§ **Short problem**
Do any lines in the data below contain "Selles"? If so, copy every one of them.

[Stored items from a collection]
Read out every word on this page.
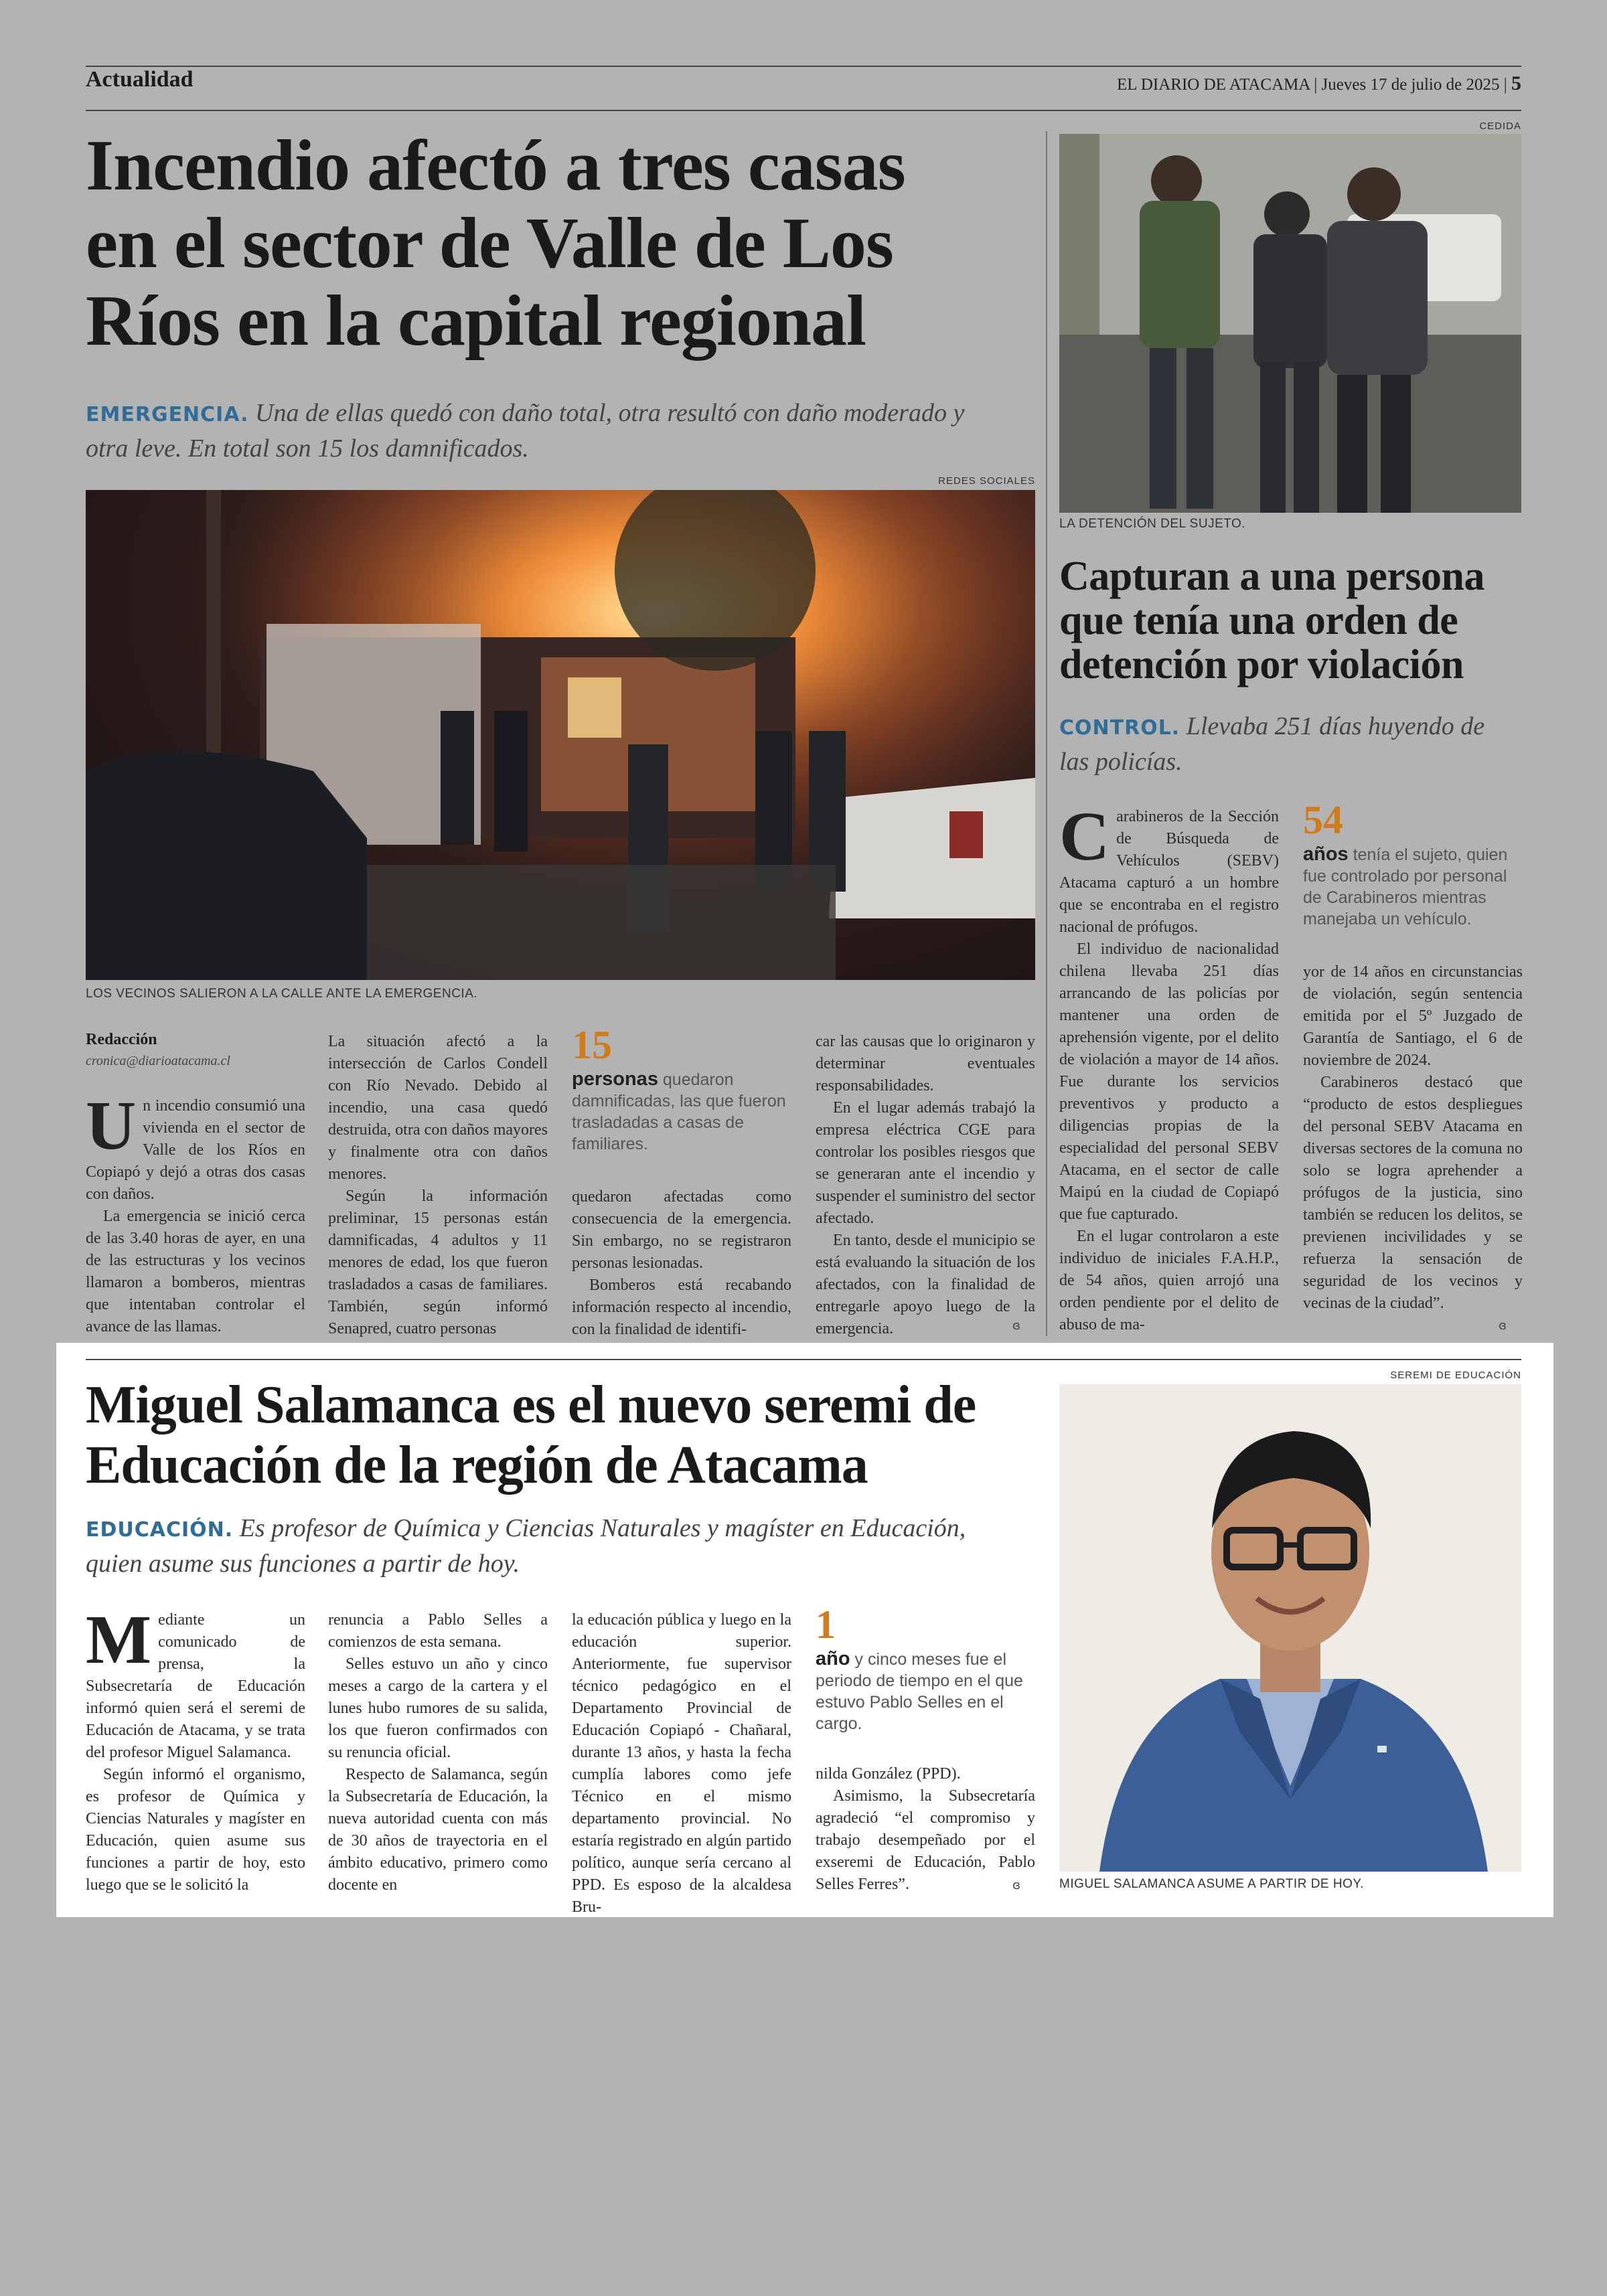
Actualidad	EL DIARIO DE ATACAMA | Jueves 17 de julio de 2025 | 5
Incendio afectó a tres casas
en el sector de Valle de Los
Ríos en la capital regional
EMERGENCIA. Una de ellas quedó con daño total, otra resultó con daño moderado y
otra leve. En total son 15 los damnificados.
REDES SOCIALES
LOS VECINOS SALIERON A LA CALLE ANTE LA EMERGENCIA.
Redacción
cronica@diarioatacama.cl
U n incendio consumió una vivienda en el sector de Valle de los Ríos en Copiapó y dejó a otras dos casas con daños.

La emergencia se inició cerca de las 3.40 horas de ayer, en una de las estructuras y los vecinos llamaron a bomberos, mientras que intentaban controlar el avance de las llamas.

La situación afectó a la intersección de Carlos Condell con Río Nevado. Debido al incendio, una casa quedó destruida, otra con daños mayores y finalmente otra con daños menores.

Según la información preliminar, 15 personas están damnificadas, 4 adultos y 11 menores de edad, los que fueron trasladados a casas de familiares. También, según informó Senapred, cuatro personas

15
personas quedaron damnificadas, las que fueron trasladadas a casas de familiares.

quedaron afectadas como consecuencia de la emergencia. Sin embargo, no se registraron personas lesionadas.

Bomberos está recabando información respecto al incendio, con la finalidad de identifi-

car las causas que lo originaron y determinar eventuales responsabilidades.

En el lugar además trabajó la empresa eléctrica CGE para controlar los posibles riesgos que se generaran ante el incendio y suspender el suministro del sector afectado.

En tanto, desde el municipio se está evaluando la situación de los afectados, con la finalidad de entregarle apoyo luego de la emergencia.	ɞ
CEDIDA
LA DETENCIÓN DEL SUJETO.
Capturan a una persona
que tenía una orden de
detención por violación
CONTROL. Llevaba 251 días huyendo de
las policías.
C arabineros de la Sección de Búsqueda de Vehículos (SEBV) Atacama capturó a un hombre que se encontraba en el registro nacional de prófugos.

El individuo de nacionalidad chilena llevaba 251 días arrancando de las policías por mantener una orden de aprehensión vigente, por el delito de violación a mayor de 14 años. Fue durante los servicios preventivos y producto a diligencias propias de la especialidad del personal SEBV Atacama, en el sector de calle Maipú en la ciudad de Copiapó que fue capturado.

En el lugar controlaron a este individuo de iniciales F.A.H.P., de 54 años, quien arrojó una orden pendiente por el delito de abuso de ma-

54
años tenía el sujeto, quien fue controlado por personal de Carabineros mientras manejaba un vehículo.

yor de 14 años en circunstancias de violación, según sentencia emitida por el 5º Juzgado de Garantía de Santiago, el 6 de noviembre de 2024.

Carabineros destacó que “producto de estos despliegues del personal SEBV Atacama en diversas sectores de la comuna no solo se logra aprehender a prófugos de la justicia, sino también se reducen los delitos, se previenen incivilidades y se refuerza la sensación de seguridad de los vecinos y vecinas de la ciudad”.

ɞ
SEREMI DE EDUCACIÓN
Miguel Salamanca es el nuevo seremi de
Educación de la región de Atacama
EDUCACIÓN. Es profesor de Química y Ciencias Naturales y magíster en Educación,
quien asume sus funciones a partir de hoy.
M ediante un comunicado de prensa, la Subsecretaría de Educación informó quien será el seremi de Educación de Atacama, y se trata del profesor Miguel Salamanca.

Según informó el organismo, es profesor de Química y Ciencias Naturales y magíster en Educación, quien asume sus funciones a partir de hoy, esto luego que se le solicitó la

renuncia a Pablo Selles a comienzos de esta semana.

Selles estuvo un año y cinco meses a cargo de la cartera y el lunes hubo rumores de su salida, los que fueron confirmados con su renuncia oficial.

Respecto de Salamanca, según la Subsecretaría de Educación, la nueva autoridad cuenta con más de 30 años de trayectoria en el ámbito educativo, primero como docente en

la educación pública y luego en la educación superior. Anteriormente, fue supervisor técnico pedagógico en el Departamento Provincial de Educación Copiapó - Chañaral, durante 13 años, y hasta la fecha cumplía labores como jefe Técnico en el mismo departamento provincial. No estaría registrado en algún partido político, aunque sería cercano al PPD. Es esposo de la alcaldesa Bru-

1
año y cinco meses fue el periodo de tiempo en el que estuvo Pablo Selles en el cargo.

nilda González (PPD).

Asimismo, la Subsecretaría agradeció “el compromiso y trabajo desempeñado por el exseremi de Educación, Pablo Selles Ferres”.	ɞ	MIGUEL SALAMANCA ASUME A PARTIR DE HOY.
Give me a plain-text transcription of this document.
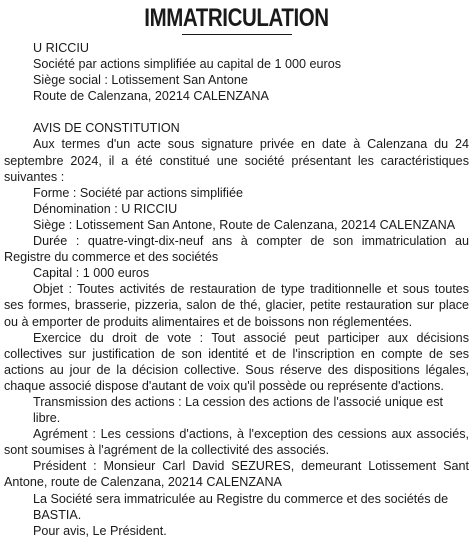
IMMATRICULATION

U RICCIU

Société par actions simplifiée au capital de 1 000 euros

Siège social : Lotissement San Antone

Route de Calenzana, 20214 CALENZANA

AVIS DE CONSTITUTION

Aux termes d'un acte sous signature privée en date à Calenzana du 24 septembre 2024, il a été constitué une société présentant les caractéristiques suivantes :

Forme : Société par actions simplifiée

Dénomination : U RICCIU

Siège : Lotissement San Antone, Route de Calenzana, 20214 CALENZANA

Durée : quatre-vingt-dix-neuf ans à compter de son immatriculation au Registre du commerce et des sociétés

Capital : 1 000 euros

Objet : Toutes activités de restauration de type traditionnelle et sous toutes ses formes, brasserie, pizzeria, salon de thé, glacier, petite restauration sur place ou à emporter de produits alimentaires et de boissons non réglementées.

Exercice du droit de vote : Tout associé peut participer aux décisions collectives sur justification de son identité et de l'inscription en compte de ses actions au jour de la décision collective. Sous réserve des dispositions légales, chaque associé dispose d'autant de voix qu'il possède ou représente d'actions.

Transmission des actions : La cession des actions de l'associé unique est libre.

Agrément : Les cessions d'actions, à l'exception des cessions aux associés, sont soumises à l'agrément de la collectivité des associés.

Président : Monsieur Carl David SEZURES, demeurant Lotissement Sant Antone, route de Calenzana, 20214 CALENZANA

La Société sera immatriculée au Registre du commerce et des sociétés de BASTIA.

Pour avis, Le Président.
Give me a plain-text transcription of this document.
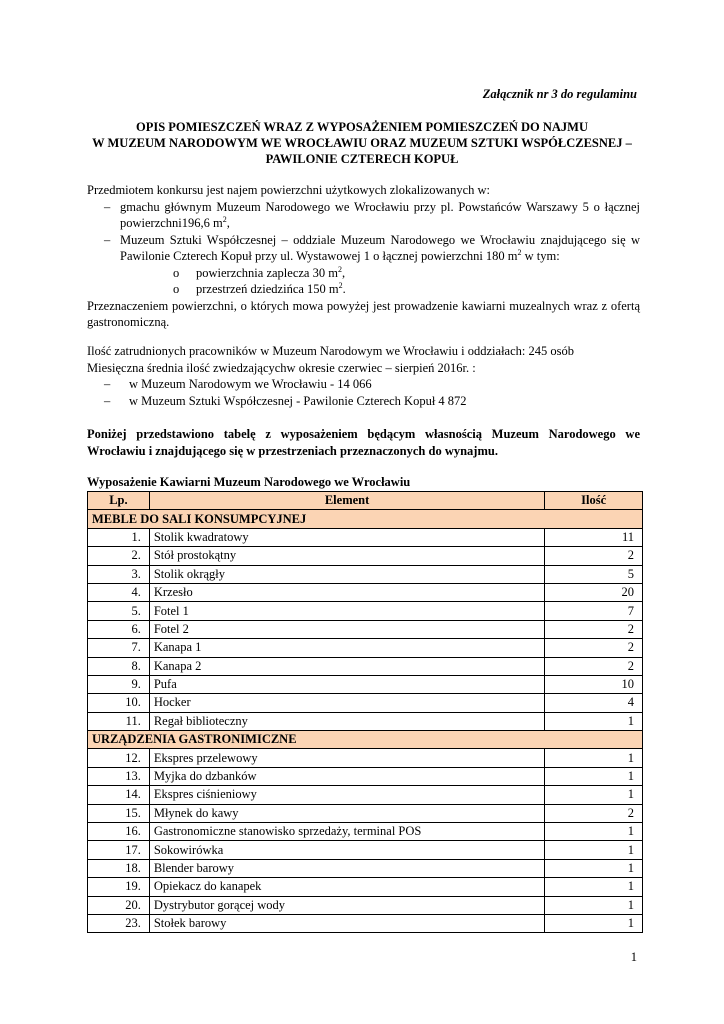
Załącznik nr 3 do regulaminu
OPIS POMIESZCZEŃ WRAZ Z WYPOSAŻENIEM POMIESZCZEŃ DO NAJMU
W MUZEUM NARODOWYM WE WROCŁAWIU ORAZ MUZEUM SZTUKI WSPÓŁCZESNEJ –
PAWILONIE CZTERECH KOPUŁ
Przedmiotem konkursu jest najem powierzchni użytkowych zlokalizowanych w:
– gmachu głównym Muzeum Narodowego we Wrocławiu przy pl. Powstańców Warszawy 5 o łącznej powierzchni196,6 $m^2$,
– Muzeum Sztuki Współczesnej – oddziale Muzeum Narodowego we Wrocławiu znajdującego się w Pawilonie Czterech Kopuł przy ul. Wystawowej 1 o łącznej powierzchni 180 $m^2$ w tym:
o powierzchnia zaplecza 30 $m^2$,
o przestrzeń dziedzińca 150 $m^2$.
Przeznaczeniem powierzchni, o których mowa powyżej jest prowadzenie kawiarni muzealnych wraz z ofertą gastronomiczną.
Ilość zatrudnionych pracowników w Muzeum Narodowym we Wrocławiu i oddziałach: 245 osób
Miesięczna średnia ilość zwiedzającychw okresie czerwiec – sierpień 2016r. :
– w Muzeum Narodowym we Wrocławiu - 14 066
– w Muzeum Sztuki Współczesnej - Pawilonie Czterech Kopuł 4 872
Poniżej przedstawiono tabelę z wyposażeniem będącym własnością Muzeum Narodowego we Wrocławiu i znajdującego się w przestrzeniach przeznaczonych do wynajmu.
Wyposażenie Kawiarni Muzeum Narodowego we Wrocławiu
Lp.	Element	Ilość
MEBLE DO SALI KONSUMPCYJNEJ		
1.	Stolik kwadratowy	11
2.	Stół prostokątny	2
3.	Stolik okrągły	5
4.	Krzesło	20
5.	Fotel 1	7
6.	Fotel 2	2
7.	Kanapa 1	2
8.	Kanapa 2	2
9.	Pufa	10
10.	Hocker	4
11.	Regał biblioteczny	1
URZĄDZENIA GASTRONIMICZNE		
12.	Ekspres przelewowy	1
13.	Myjka do dzbanków	1
14.	Ekspres ciśnieniowy	1
15.	Młynek do kawy	2
16.	Gastronomiczne stanowisko sprzedaży, terminal POS	1
17.	Sokowirówka	1
18.	Blender barowy	1
19.	Opiekacz do kanapek	1
20.	Dystrybutor gorącej wody	1
23.	Stołek barowy	1
1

§ **Complete output**
renuncia a Pablo Selles a comienzos de esta semana.
Selles estuvo un año y cinco meses a cargo de la cartera y el lunes hubo rumores de su salida, los que fueron confirmados con su renuncia oficial.
año y cinco meses fue el periodo de tiempo en el que estuvo Pablo Selles en el cargo.
Asimismo, la Subsecretaría agradeció “el compromiso y trabajo desempeñado por el exseremi de Educación, Pablo Selles Ferres”.	ɞ	MIGUEL SALAMANCA ASUME A PARTIR DE HOY.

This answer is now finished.